- SOURCE EXCERPT:
□ □ □ □
Matthew Hadrian Marshall Carrington, Baron Carrington of Fulham (born 19 October 1947) is a British politician. Formerly the Conservative Member of Parliament for Fulham from 1987 to 1997, in September 2013 Carrington was made a life peer and member of the House of Lords.

Early life
Carrington was born in London and was educated at the Lycée Français Charles de Gaulle and Imperial College London, during which time he chaired the Imperial College Conservative Society and graduated with a BSc and ARCS in Physics in 1969. He then attended the London Business School, where he received an MBA. He was a banker with the First National Bank of Chicago (now the First Chicago Bank) between 1974 and 1978, and then the Saudi International Bank between 1978 and 1987. He subsequently became chairman of the Outdoor Advertising Association and chief executive of the Retail Motor Industry Federation.

Political career
Carrington first stood for Parliament at Tottenham in 1979, coming second to the incumbent Labour MP Norman Atkinson.
□ □ □ □
(Dataset excerpt)
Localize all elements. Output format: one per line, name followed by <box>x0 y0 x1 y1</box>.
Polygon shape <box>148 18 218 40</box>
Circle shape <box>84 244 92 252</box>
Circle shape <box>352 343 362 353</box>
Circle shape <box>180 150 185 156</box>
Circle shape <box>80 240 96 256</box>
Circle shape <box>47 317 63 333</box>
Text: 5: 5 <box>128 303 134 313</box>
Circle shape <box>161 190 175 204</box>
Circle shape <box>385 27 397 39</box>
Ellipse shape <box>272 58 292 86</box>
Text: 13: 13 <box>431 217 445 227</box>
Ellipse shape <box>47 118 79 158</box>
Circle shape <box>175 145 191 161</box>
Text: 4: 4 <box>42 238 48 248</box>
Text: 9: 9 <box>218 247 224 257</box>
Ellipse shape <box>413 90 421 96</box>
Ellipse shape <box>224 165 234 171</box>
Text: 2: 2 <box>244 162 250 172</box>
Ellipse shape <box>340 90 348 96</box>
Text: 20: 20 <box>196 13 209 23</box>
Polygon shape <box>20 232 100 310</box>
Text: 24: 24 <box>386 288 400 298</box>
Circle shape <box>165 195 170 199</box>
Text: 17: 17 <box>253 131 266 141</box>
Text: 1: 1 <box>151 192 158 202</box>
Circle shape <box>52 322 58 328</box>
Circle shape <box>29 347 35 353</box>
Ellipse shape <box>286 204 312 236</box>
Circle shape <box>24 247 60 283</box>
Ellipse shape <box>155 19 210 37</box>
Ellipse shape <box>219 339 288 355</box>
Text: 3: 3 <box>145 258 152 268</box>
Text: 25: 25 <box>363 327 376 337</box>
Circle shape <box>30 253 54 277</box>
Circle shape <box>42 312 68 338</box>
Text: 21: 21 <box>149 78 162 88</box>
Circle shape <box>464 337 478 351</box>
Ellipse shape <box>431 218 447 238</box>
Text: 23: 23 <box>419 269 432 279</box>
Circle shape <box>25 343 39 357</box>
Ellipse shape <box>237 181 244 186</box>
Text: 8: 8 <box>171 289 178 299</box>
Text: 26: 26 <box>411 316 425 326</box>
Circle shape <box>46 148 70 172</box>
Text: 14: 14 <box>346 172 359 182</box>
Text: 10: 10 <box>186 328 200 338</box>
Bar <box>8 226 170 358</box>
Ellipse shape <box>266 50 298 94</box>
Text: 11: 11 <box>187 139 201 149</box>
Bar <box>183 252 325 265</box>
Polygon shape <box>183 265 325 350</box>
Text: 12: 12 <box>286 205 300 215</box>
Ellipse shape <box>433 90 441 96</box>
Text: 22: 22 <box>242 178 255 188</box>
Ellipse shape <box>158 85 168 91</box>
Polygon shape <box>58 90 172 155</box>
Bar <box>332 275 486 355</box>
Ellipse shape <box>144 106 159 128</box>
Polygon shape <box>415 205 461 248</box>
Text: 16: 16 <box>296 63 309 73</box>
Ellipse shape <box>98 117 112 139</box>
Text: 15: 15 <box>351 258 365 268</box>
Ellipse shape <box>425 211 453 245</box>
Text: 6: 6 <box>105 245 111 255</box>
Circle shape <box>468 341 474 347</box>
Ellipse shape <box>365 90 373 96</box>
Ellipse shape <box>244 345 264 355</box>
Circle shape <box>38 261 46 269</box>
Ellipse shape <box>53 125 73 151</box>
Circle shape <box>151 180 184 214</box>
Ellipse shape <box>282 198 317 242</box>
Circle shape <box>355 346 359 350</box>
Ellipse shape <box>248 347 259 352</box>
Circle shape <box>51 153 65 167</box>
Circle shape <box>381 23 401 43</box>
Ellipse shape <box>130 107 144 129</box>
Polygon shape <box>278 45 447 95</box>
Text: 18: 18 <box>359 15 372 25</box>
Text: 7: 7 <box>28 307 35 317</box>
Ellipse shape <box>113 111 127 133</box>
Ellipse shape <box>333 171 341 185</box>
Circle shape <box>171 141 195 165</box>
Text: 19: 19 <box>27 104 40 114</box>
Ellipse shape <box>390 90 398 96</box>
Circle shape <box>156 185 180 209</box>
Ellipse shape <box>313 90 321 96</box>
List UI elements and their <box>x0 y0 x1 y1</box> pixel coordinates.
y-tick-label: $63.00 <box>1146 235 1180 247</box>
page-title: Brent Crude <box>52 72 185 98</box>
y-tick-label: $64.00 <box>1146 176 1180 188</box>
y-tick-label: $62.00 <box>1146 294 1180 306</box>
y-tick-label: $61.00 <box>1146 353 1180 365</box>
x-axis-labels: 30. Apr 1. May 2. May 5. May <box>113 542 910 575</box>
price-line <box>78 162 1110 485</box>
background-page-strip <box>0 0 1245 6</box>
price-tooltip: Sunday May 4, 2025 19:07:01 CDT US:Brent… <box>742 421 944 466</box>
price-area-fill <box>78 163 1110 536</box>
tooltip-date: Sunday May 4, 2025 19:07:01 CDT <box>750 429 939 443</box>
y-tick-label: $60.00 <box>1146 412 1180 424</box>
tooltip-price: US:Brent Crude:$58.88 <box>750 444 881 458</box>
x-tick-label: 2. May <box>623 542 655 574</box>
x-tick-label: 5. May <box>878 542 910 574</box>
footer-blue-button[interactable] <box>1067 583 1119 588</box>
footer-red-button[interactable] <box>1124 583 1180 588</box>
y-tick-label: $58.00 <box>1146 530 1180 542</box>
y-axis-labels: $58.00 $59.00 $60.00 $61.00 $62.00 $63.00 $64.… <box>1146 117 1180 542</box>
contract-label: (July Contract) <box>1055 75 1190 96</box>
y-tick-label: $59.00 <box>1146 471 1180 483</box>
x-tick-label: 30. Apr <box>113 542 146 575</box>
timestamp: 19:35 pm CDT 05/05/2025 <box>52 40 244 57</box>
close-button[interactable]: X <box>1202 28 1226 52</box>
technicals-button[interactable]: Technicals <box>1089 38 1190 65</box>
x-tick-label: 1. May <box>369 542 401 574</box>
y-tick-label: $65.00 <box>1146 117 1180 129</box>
□ □ □ □
- AIM OF THE EXERCISE:
Using the text on Matthew Carrington, decide whether each statement agrees with it, and back each yes or no with the deciding words quoted from the text: (a) Carrington earned a physics degree in 1969. (b) He worked at the Saudi International Bank before joining the First National Bank of Chicago. (c) He won the Tottenham seat in 1979.

- WRITTEN RESPONSE:
(a) Yes: "graduated with a BSc and ARCS in Physics in 1969."
(b) No: "He was a banker with the First National Bank of Chicago (now the First Chicago Bank) between 1974 and 1978, and then the Saudi International Bank between 1978 and 1987."
(c) No: "coming second to the incumbent Labour MP Norman Atkinson."